- **Stated problem**
Repeat verbatim each line from the line with "What's the underlying" to the end of the entries. Pictures do not belong in the copy.

- **Items**
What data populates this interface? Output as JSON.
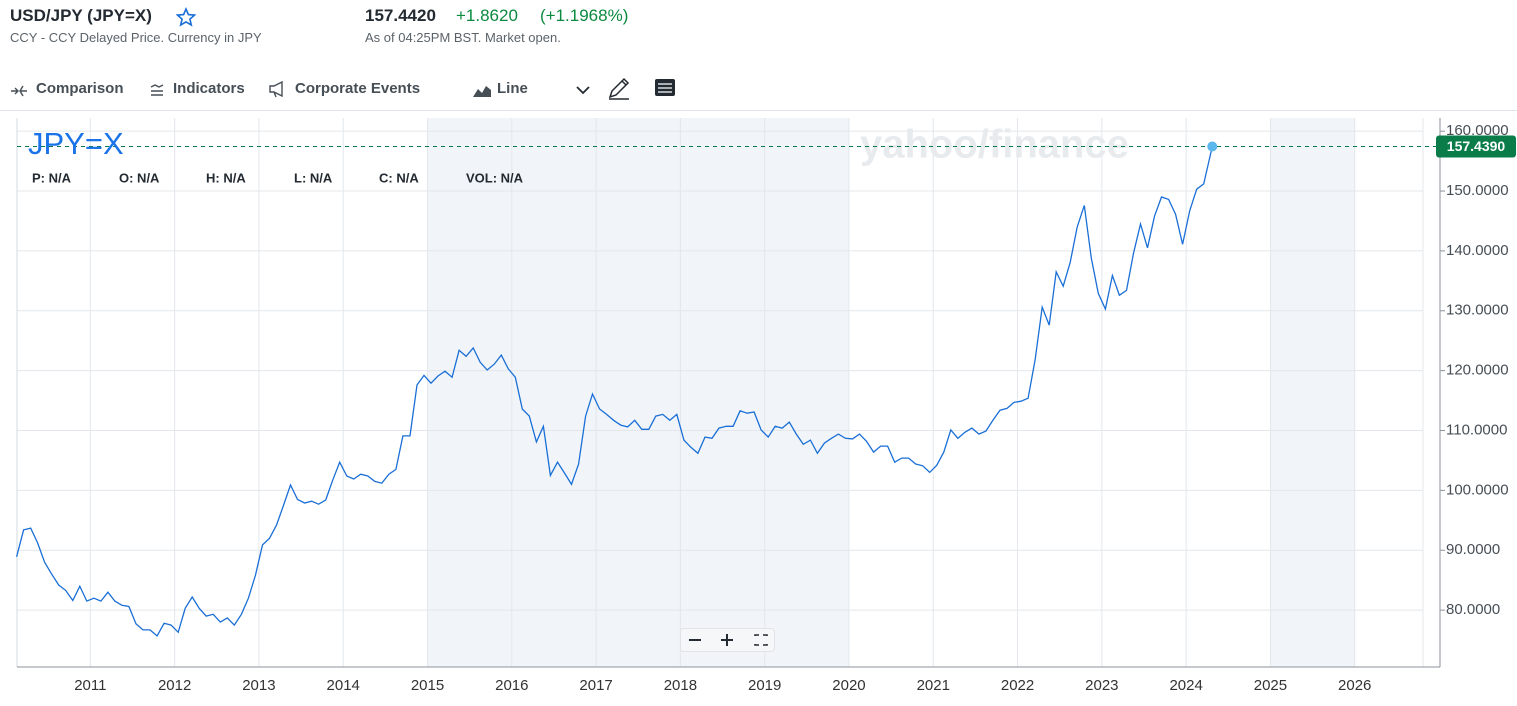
{
  "header": {
    "symbol": "USD/JPY (JPY=X)",
    "subtitle": "CCY - CCY Delayed Price. Currency in JPY",
    "price": "157.4420",
    "change": "+1.8620",
    "change_pct": "(+1.1968%)",
    "as_of": "As of 04:25PM BST. Market open."
  },
  "toolbar": {
    "items": [
      "Comparison",
      "Indicators",
      "Corporate Events",
      "Line"
    ]
  },
  "chart_data": {
    "type": "line",
    "watermark": "yahoo/finance",
    "readouts": [
      "P: N/A",
      "O: N/A",
      "H: N/A",
      "L: N/A",
      "C: N/A",
      "VOL: N/A"
    ],
    "current_price_label": "157.4390",
    "series": [
      {
        "name": "JPY=X",
        "color": "#1a6fd6",
        "x": [
          2010.125,
          2010.208,
          2010.292,
          2010.375,
          2010.458,
          2010.542,
          2010.625,
          2010.708,
          2010.792,
          2010.875,
          2010.958,
          2011.042,
          2011.125,
          2011.208,
          2011.292,
          2011.375,
          2011.458,
          2011.542,
          2011.625,
          2011.708,
          2011.792,
          2011.875,
          2011.958,
          2012.042,
          2012.125,
          2012.208,
          2012.292,
          2012.375,
          2012.458,
          2012.542,
          2012.625,
          2012.708,
          2012.792,
          2012.875,
          2012.958,
          2013.042,
          2013.125,
          2013.208,
          2013.292,
          2013.375,
          2013.458,
          2013.542,
          2013.625,
          2013.708,
          2013.792,
          2013.875,
          2013.958,
          2014.042,
          2014.125,
          2014.208,
          2014.292,
          2014.375,
          2014.458,
          2014.542,
          2014.625,
          2014.708,
          2014.792,
          2014.875,
          2014.958,
          2015.042,
          2015.125,
          2015.208,
          2015.292,
          2015.375,
          2015.458,
          2015.542,
          2015.625,
          2015.708,
          2015.792,
          2015.875,
          2015.958,
          2016.042,
          2016.125,
          2016.208,
          2016.292,
          2016.375,
          2016.458,
          2016.542,
          2016.625,
          2016.708,
          2016.792,
          2016.875,
          2016.958,
          2017.042,
          2017.125,
          2017.208,
          2017.292,
          2017.375,
          2017.458,
          2017.542,
          2017.625,
          2017.708,
          2017.792,
          2017.875,
          2017.958,
          2018.042,
          2018.125,
          2018.208,
          2018.292,
          2018.375,
          2018.458,
          2018.542,
          2018.625,
          2018.708,
          2018.792,
          2018.875,
          2018.958,
          2019.042,
          2019.125,
          2019.208,
          2019.292,
          2019.375,
          2019.458,
          2019.542,
          2019.625,
          2019.708,
          2019.792,
          2019.875,
          2019.958,
          2020.042,
          2020.125,
          2020.208,
          2020.292,
          2020.375,
          2020.458,
          2020.542,
          2020.625,
          2020.708,
          2020.792,
          2020.875,
          2020.958,
          2021.042,
          2021.125,
          2021.208,
          2021.292,
          2021.375,
          2021.458,
          2021.542,
          2021.625,
          2021.708,
          2021.792,
          2021.875,
          2021.958,
          2022.042,
          2022.125,
          2022.208,
          2022.292,
          2022.375,
          2022.458,
          2022.542,
          2022.625,
          2022.708,
          2022.792,
          2022.875,
          2022.958,
          2023.042,
          2023.125,
          2023.208,
          2023.292,
          2023.375,
          2023.458,
          2023.542,
          2023.625,
          2023.708,
          2023.792,
          2023.875,
          2023.958,
          2024.042,
          2024.125,
          2024.208,
          2024.31
        ],
        "values": [
          88.9,
          93.4,
          93.7,
          91.2,
          88.0,
          86.0,
          84.2,
          83.3,
          81.6,
          84.0,
          81.5,
          82.0,
          81.5,
          83.0,
          81.5,
          80.8,
          80.6,
          77.7,
          76.7,
          76.7,
          75.7,
          77.8,
          77.5,
          76.3,
          80.3,
          82.2,
          80.3,
          79.0,
          79.3,
          78.0,
          78.7,
          77.5,
          79.3,
          82.0,
          85.8,
          90.9,
          92.0,
          94.2,
          97.5,
          100.9,
          98.5,
          97.9,
          98.2,
          97.7,
          98.4,
          101.7,
          104.7,
          102.4,
          101.9,
          102.7,
          102.4,
          101.5,
          101.2,
          102.7,
          103.5,
          109.1,
          109.1,
          117.6,
          119.2,
          117.9,
          119.1,
          119.9,
          118.9,
          123.4,
          122.4,
          123.8,
          121.4,
          120.1,
          121.1,
          122.6,
          120.3,
          118.9,
          113.6,
          112.4,
          108.1,
          110.7,
          102.5,
          104.7,
          102.9,
          101.0,
          104.4,
          112.4,
          116.1,
          113.6,
          112.7,
          111.7,
          110.9,
          110.6,
          111.7,
          110.2,
          110.2,
          112.4,
          112.7,
          111.7,
          112.7,
          108.4,
          107.2,
          106.2,
          108.9,
          108.7,
          110.4,
          110.7,
          110.7,
          113.3,
          112.9,
          113.1,
          110.1,
          108.9,
          110.7,
          110.4,
          111.4,
          109.4,
          107.7,
          108.4,
          106.2,
          107.9,
          108.7,
          109.4,
          108.7,
          108.6,
          109.4,
          108.2,
          106.4,
          107.4,
          107.4,
          104.7,
          105.4,
          105.4,
          104.4,
          104.1,
          103.0,
          104.2,
          106.4,
          110.1,
          108.7,
          109.7,
          110.4,
          109.4,
          109.9,
          111.7,
          113.4,
          113.7,
          114.7,
          114.9,
          115.4,
          121.8,
          130.6,
          127.6,
          136.5,
          134.1,
          138.1,
          144.0,
          147.6,
          138.8,
          132.9,
          130.3,
          135.9,
          132.6,
          133.4,
          139.6,
          144.5,
          140.5,
          145.8,
          149.0,
          148.6,
          146.1,
          141.1,
          146.7,
          150.3,
          151.2,
          157.439
        ]
      }
    ],
    "xlim": [
      2010.13,
      2026.81
    ],
    "xticks": [
      2011,
      2012,
      2013,
      2014,
      2015,
      2016,
      2017,
      2018,
      2019,
      2020,
      2021,
      2022,
      2023,
      2024,
      2025,
      2026
    ],
    "ylim": [
      70.5,
      162.2
    ],
    "yticks": [
      {
        "value": 80,
        "label": "80.0000"
      },
      {
        "value": 90,
        "label": "90.0000"
      },
      {
        "value": 100,
        "label": "100.0000"
      },
      {
        "value": 110,
        "label": "110.0000"
      },
      {
        "value": 120,
        "label": "120.0000"
      },
      {
        "value": 130,
        "label": "130.0000"
      },
      {
        "value": 140,
        "label": "140.0000"
      },
      {
        "value": 150,
        "label": "150.0000"
      },
      {
        "value": 160,
        "label": "160.0000"
      }
    ],
    "shaded_ranges": [
      [
        2015,
        2020
      ],
      [
        2025,
        2026
      ]
    ],
    "grid": true
  }
}
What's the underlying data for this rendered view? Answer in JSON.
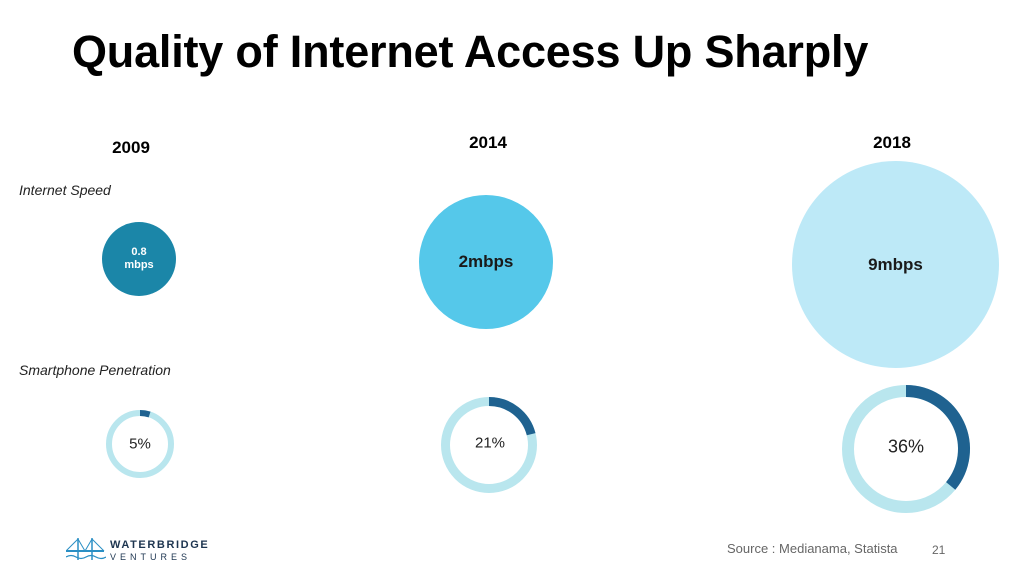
{
  "title": "Quality of Internet Access Up Sharply",
  "row_labels": {
    "speed": "Internet Speed",
    "penetration": "Smartphone Penetration"
  },
  "colors": {
    "speed_2009": "#1b86a8",
    "speed_2014": "#55c8ea",
    "speed_2018": "#bde9f7",
    "donut_filled": "#1f6290",
    "donut_track": "#b9e6ee"
  },
  "chart_data": {
    "type": "bubble-and-donut",
    "years": [
      "2009",
      "2014",
      "2018"
    ],
    "internet_speed": {
      "label": "Internet Speed",
      "unit": "mbps",
      "values": [
        0.8,
        2,
        9
      ],
      "labels": [
        [
          "0.8",
          "mbps"
        ],
        [
          "2mbps"
        ],
        [
          "9mbps"
        ]
      ]
    },
    "smartphone_penetration": {
      "label": "Smartphone Penetration",
      "unit": "%",
      "values": [
        5,
        21,
        36
      ],
      "labels": [
        "5%",
        "21%",
        "36%"
      ]
    }
  },
  "logo": {
    "line1": "WATERBRIDGE",
    "line2": "VENTURES",
    "icon": "bridge-icon"
  },
  "footer": {
    "source": "Source : Medianama, Statista",
    "page_number": "21"
  }
}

- **Answer to the exercise**
What's the underlying data for this rendered view? Answer in JSON.
{
  "title": "Quality of Internet Access Up Sharply",
  "row_labels": {
    "speed": "Internet Speed",
    "penetration": "Smartphone Penetration"
  },
  "colors": {
    "speed_2009": "#1b86a8",
    "speed_2014": "#55c8ea",
    "speed_2018": "#bde9f7",
    "donut_filled": "#1f6290",
    "donut_track": "#b9e6ee"
  },
  "chart_data": {
    "type": "bubble-and-donut",
    "years": [
      "2009",
      "2014",
      "2018"
    ],
    "internet_speed": {
      "label": "Internet Speed",
      "unit": "mbps",
      "values": [
        0.8,
        2,
        9
      ],
      "labels": [
        [
          "0.8",
          "mbps"
        ],
        [
          "2mbps"
        ],
        [
          "9mbps"
        ]
      ]
    },
    "smartphone_penetration": {
      "label": "Smartphone Penetration",
      "unit": "%",
      "values": [
        5,
        21,
        36
      ],
      "labels": [
        "5%",
        "21%",
        "36%"
      ]
    }
  },
  "logo": {
    "line1": "WATERBRIDGE",
    "line2": "VENTURES",
    "icon": "bridge-icon"
  },
  "footer": {
    "source": "Source : Medianama, Statista",
    "page_number": "21"
  }
}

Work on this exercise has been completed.